Stated goal>
Pull each line holding the word "JSON" from the data.
+ + +
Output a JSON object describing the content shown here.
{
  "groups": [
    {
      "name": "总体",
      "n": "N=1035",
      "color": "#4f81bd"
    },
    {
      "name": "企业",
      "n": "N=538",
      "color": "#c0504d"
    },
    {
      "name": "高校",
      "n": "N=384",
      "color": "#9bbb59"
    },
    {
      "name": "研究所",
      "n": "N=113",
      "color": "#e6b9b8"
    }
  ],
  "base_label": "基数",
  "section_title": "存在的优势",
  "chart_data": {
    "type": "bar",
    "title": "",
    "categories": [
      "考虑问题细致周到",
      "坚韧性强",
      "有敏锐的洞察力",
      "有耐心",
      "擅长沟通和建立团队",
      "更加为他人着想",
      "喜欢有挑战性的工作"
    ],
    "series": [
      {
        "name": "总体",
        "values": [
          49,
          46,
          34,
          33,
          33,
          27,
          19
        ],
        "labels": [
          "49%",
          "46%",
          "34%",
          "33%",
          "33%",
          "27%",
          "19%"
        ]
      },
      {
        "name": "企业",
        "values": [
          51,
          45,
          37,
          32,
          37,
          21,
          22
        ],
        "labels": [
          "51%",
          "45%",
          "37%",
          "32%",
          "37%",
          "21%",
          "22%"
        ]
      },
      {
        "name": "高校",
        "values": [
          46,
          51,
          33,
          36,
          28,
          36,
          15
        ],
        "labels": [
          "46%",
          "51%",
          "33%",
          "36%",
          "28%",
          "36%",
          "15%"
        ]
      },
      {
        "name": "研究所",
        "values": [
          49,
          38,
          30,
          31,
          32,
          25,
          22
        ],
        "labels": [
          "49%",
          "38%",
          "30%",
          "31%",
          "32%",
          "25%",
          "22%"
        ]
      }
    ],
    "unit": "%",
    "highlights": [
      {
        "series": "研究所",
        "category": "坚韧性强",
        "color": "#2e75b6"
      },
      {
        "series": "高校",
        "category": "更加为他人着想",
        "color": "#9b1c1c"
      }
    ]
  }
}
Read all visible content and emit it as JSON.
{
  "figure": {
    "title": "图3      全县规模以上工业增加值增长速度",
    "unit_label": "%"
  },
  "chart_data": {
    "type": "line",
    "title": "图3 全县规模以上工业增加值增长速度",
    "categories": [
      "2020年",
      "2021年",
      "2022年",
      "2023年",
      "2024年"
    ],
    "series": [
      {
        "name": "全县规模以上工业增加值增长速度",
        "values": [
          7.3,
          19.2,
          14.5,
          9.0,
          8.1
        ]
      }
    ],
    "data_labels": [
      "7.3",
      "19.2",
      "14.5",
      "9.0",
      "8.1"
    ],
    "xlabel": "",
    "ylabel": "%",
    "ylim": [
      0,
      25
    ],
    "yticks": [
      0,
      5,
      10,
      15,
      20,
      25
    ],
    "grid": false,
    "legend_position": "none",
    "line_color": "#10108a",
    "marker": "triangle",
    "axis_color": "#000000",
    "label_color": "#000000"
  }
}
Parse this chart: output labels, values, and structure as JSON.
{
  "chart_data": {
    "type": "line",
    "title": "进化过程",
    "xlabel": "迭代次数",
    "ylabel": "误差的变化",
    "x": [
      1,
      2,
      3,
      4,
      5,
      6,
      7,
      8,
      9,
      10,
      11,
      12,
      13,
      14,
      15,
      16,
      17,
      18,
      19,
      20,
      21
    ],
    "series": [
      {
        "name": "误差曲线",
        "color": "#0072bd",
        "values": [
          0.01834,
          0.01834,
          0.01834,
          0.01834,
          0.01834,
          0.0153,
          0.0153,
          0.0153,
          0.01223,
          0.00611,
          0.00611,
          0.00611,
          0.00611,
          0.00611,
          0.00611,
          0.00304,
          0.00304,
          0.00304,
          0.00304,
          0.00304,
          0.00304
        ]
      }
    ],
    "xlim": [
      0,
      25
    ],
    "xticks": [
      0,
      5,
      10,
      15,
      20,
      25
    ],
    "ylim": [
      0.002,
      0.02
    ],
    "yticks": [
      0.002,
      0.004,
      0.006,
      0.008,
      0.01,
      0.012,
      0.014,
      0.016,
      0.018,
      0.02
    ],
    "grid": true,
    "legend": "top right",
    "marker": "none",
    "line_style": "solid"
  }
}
+ + +
Output>
Output a JSON object describing the content shown here.
Read all visible content and emit it as JSON.
Parse this chart: output labels, values, and structure as JSON.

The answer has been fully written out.